- Figure record listings:
----

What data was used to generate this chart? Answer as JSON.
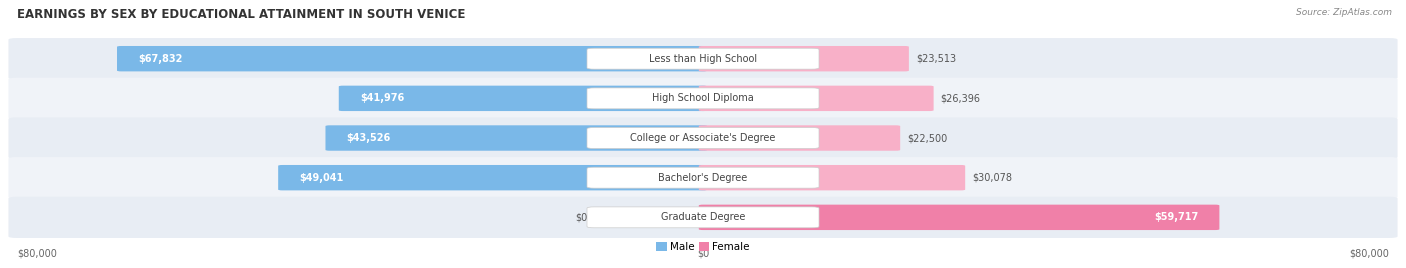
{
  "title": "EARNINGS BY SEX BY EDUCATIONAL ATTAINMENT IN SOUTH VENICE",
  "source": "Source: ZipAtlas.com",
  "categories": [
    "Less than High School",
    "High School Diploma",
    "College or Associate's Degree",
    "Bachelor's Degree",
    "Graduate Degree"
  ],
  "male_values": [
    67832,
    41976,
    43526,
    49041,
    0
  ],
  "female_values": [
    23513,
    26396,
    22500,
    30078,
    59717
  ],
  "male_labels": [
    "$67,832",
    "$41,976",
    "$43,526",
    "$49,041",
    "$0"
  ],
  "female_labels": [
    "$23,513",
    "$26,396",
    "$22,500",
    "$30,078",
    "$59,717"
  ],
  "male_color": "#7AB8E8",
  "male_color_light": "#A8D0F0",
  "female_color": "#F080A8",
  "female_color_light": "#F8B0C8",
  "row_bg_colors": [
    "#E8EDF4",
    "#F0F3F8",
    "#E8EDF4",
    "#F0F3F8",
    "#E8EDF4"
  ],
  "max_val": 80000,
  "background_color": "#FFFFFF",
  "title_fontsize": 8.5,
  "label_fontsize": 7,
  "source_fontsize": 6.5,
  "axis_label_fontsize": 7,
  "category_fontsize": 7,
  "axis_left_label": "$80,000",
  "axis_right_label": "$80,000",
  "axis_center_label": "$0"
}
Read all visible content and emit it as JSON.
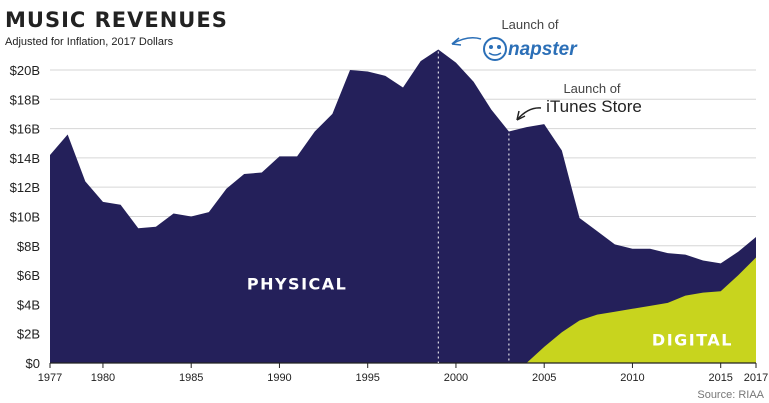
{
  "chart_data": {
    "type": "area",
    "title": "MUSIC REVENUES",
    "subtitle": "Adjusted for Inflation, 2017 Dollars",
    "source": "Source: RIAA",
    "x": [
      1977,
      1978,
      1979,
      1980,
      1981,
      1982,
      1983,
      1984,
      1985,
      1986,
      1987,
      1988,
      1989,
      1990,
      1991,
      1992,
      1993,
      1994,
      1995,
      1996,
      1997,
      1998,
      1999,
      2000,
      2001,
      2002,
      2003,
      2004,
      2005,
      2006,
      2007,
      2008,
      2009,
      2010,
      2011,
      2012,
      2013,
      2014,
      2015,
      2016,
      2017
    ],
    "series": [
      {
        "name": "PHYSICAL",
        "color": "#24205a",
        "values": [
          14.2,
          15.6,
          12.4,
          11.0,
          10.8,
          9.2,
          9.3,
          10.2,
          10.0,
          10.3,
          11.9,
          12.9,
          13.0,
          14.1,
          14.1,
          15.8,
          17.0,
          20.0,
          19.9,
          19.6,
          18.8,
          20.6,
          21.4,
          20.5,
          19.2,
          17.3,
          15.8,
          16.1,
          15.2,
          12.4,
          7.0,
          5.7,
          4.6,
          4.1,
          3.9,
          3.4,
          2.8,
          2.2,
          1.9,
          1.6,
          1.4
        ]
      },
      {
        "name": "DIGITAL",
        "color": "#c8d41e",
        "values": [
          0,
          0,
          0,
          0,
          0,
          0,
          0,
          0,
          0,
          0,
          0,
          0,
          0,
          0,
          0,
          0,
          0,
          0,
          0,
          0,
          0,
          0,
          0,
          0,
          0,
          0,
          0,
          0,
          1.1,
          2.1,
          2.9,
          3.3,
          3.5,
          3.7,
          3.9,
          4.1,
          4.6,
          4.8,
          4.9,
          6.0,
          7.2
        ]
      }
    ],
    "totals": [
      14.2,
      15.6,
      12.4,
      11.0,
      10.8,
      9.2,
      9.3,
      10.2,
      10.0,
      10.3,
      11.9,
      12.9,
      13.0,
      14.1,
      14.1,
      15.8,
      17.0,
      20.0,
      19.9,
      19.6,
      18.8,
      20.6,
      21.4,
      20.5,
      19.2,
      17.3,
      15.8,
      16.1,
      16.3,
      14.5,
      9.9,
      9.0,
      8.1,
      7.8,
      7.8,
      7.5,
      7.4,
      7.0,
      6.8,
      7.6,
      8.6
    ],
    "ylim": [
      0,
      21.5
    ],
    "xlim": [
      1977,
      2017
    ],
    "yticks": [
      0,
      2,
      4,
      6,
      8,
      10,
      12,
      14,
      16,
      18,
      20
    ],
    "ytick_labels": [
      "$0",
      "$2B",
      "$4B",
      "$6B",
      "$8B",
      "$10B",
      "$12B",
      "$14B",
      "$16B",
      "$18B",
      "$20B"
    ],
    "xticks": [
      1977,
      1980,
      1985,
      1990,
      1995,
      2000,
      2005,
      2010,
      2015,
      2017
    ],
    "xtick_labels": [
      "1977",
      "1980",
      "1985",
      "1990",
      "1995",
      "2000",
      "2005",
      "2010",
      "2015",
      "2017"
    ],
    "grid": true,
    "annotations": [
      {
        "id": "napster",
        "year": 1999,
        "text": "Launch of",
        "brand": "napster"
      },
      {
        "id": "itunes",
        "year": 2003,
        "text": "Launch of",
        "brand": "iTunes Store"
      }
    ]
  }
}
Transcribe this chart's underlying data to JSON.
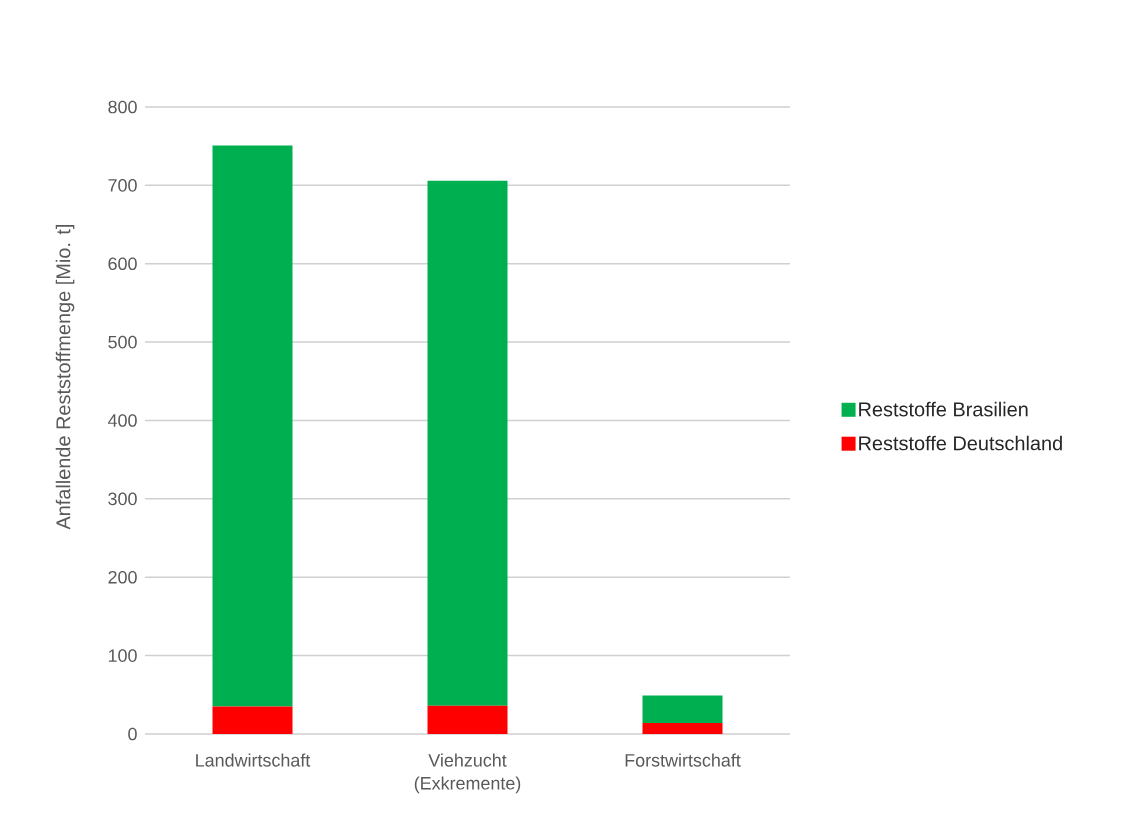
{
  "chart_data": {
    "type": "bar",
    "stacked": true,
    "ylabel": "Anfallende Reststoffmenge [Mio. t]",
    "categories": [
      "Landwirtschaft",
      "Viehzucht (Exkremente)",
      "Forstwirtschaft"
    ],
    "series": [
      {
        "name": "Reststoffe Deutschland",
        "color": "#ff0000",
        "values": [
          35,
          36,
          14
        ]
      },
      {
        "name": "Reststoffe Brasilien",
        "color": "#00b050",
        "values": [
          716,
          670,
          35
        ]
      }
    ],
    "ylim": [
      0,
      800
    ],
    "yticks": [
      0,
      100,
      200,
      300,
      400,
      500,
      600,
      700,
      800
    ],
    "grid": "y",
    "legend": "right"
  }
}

----

- Problem to solve: Leaving all pictures aside, quote each record exactly.

- Result for this task:
What data was used to generate this chart? Answer as JSON.
{
  "title": "EARNINGS BY SEX BY EDUCATIONAL ATTAINMENT IN SOUTH VENICE",
  "source": "Source: ZipAtlas.com",
  "categories": [
    "Less than High School",
    "High School Diploma",
    "College or Associate's Degree",
    "Bachelor's Degree",
    "Graduate Degree"
  ],
  "male_values": [
    67832,
    41976,
    43526,
    49041,
    0
  ],
  "female_values": [
    23513,
    26396,
    22500,
    30078,
    59717
  ],
  "male_labels": [
    "$67,832",
    "$41,976",
    "$43,526",
    "$49,041",
    "$0"
  ],
  "female_labels": [
    "$23,513",
    "$26,396",
    "$22,500",
    "$30,078",
    "$59,717"
  ],
  "male_color": "#7AB8E8",
  "male_color_light": "#A8D0F0",
  "female_color": "#F080A8",
  "female_color_light": "#F8B0C8",
  "row_bg_colors": [
    "#E8EDF4",
    "#F0F3F8",
    "#E8EDF4",
    "#F0F3F8",
    "#E8EDF4"
  ],
  "max_val": 80000,
  "background_color": "#FFFFFF",
  "title_fontsize": 8.5,
  "label_fontsize": 7,
  "source_fontsize": 6.5,
  "axis_label_fontsize": 7,
  "category_fontsize": 7,
  "axis_left_label": "$80,000",
  "axis_right_label": "$80,000",
  "axis_center_label": "$0"
}
Read all visible content and emit it as JSON.
{
  "chart_data": {
    "type": "area",
    "title": "MUSIC REVENUES",
    "subtitle": "Adjusted for Inflation, 2017 Dollars",
    "source": "Source: RIAA",
    "x": [
      1977,
      1978,
      1979,
      1980,
      1981,
      1982,
      1983,
      1984,
      1985,
      1986,
      1987,
      1988,
      1989,
      1990,
      1991,
      1992,
      1993,
      1994,
      1995,
      1996,
      1997,
      1998,
      1999,
      2000,
      2001,
      2002,
      2003,
      2004,
      2005,
      2006,
      2007,
      2008,
      2009,
      2010,
      2011,
      2012,
      2013,
      2014,
      2015,
      2016,
      2017
    ],
    "series": [
      {
        "name": "PHYSICAL",
        "color": "#24205a",
        "values": [
          14.2,
          15.6,
          12.4,
          11.0,
          10.8,
          9.2,
          9.3,
          10.2,
          10.0,
          10.3,
          11.9,
          12.9,
          13.0,
          14.1,
          14.1,
          15.8,
          17.0,
          20.0,
          19.9,
          19.6,
          18.8,
          20.6,
          21.4,
          20.5,
          19.2,
          17.3,
          15.8,
          16.1,
          15.2,
          12.4,
          7.0,
          5.7,
          4.6,
          4.1,
          3.9,
          3.4,
          2.8,
          2.2,
          1.9,
          1.6,
          1.4
        ]
      },
      {
        "name": "DIGITAL",
        "color": "#c8d41e",
        "values": [
          0,
          0,
          0,
          0,
          0,
          0,
          0,
          0,
          0,
          0,
          0,
          0,
          0,
          0,
          0,
          0,
          0,
          0,
          0,
          0,
          0,
          0,
          0,
          0,
          0,
          0,
          0,
          0,
          1.1,
          2.1,
          2.9,
          3.3,
          3.5,
          3.7,
          3.9,
          4.1,
          4.6,
          4.8,
          4.9,
          6.0,
          7.2
        ]
      }
    ],
    "totals": [
      14.2,
      15.6,
      12.4,
      11.0,
      10.8,
      9.2,
      9.3,
      10.2,
      10.0,
      10.3,
      11.9,
      12.9,
      13.0,
      14.1,
      14.1,
      15.8,
      17.0,
      20.0,
      19.9,
      19.6,
      18.8,
      20.6,
      21.4,
      20.5,
      19.2,
      17.3,
      15.8,
      16.1,
      16.3,
      14.5,
      9.9,
      9.0,
      8.1,
      7.8,
      7.8,
      7.5,
      7.4,
      7.0,
      6.8,
      7.6,
      8.6
    ],
    "ylim": [
      0,
      21.5
    ],
    "xlim": [
      1977,
      2017
    ],
    "yticks": [
      0,
      2,
      4,
      6,
      8,
      10,
      12,
      14,
      16,
      18,
      20
    ],
    "ytick_labels": [
      "$0",
      "$2B",
      "$4B",
      "$6B",
      "$8B",
      "$10B",
      "$12B",
      "$14B",
      "$16B",
      "$18B",
      "$20B"
    ],
    "xticks": [
      1977,
      1980,
      1985,
      1990,
      1995,
      2000,
      2005,
      2010,
      2015,
      2017
    ],
    "xtick_labels": [
      "1977",
      "1980",
      "1985",
      "1990",
      "1995",
      "2000",
      "2005",
      "2010",
      "2015",
      "2017"
    ],
    "grid": true,
    "annotations": [
      {
        "id": "napster",
        "year": 1999,
        "text": "Launch of",
        "brand": "napster"
      },
      {
        "id": "itunes",
        "year": 2003,
        "text": "Launch of",
        "brand": "iTunes Store"
      }
    ]
  }
}
Transcribe this chart's underlying data to JSON.
{
  "chart_data": {
    "type": "bar",
    "stacked": true,
    "ylabel": "Anfallende Reststoffmenge [Mio. t]",
    "categories": [
      "Landwirtschaft",
      "Viehzucht (Exkremente)",
      "Forstwirtschaft"
    ],
    "series": [
      {
        "name": "Reststoffe Deutschland",
        "color": "#ff0000",
        "values": [
          35,
          36,
          14
        ]
      },
      {
        "name": "Reststoffe Brasilien",
        "color": "#00b050",
        "values": [
          716,
          670,
          35
        ]
      }
    ],
    "ylim": [
      0,
      800
    ],
    "yticks": [
      0,
      100,
      200,
      300,
      400,
      500,
      600,
      700,
      800
    ],
    "grid": "y",
    "legend": "right"
  }
}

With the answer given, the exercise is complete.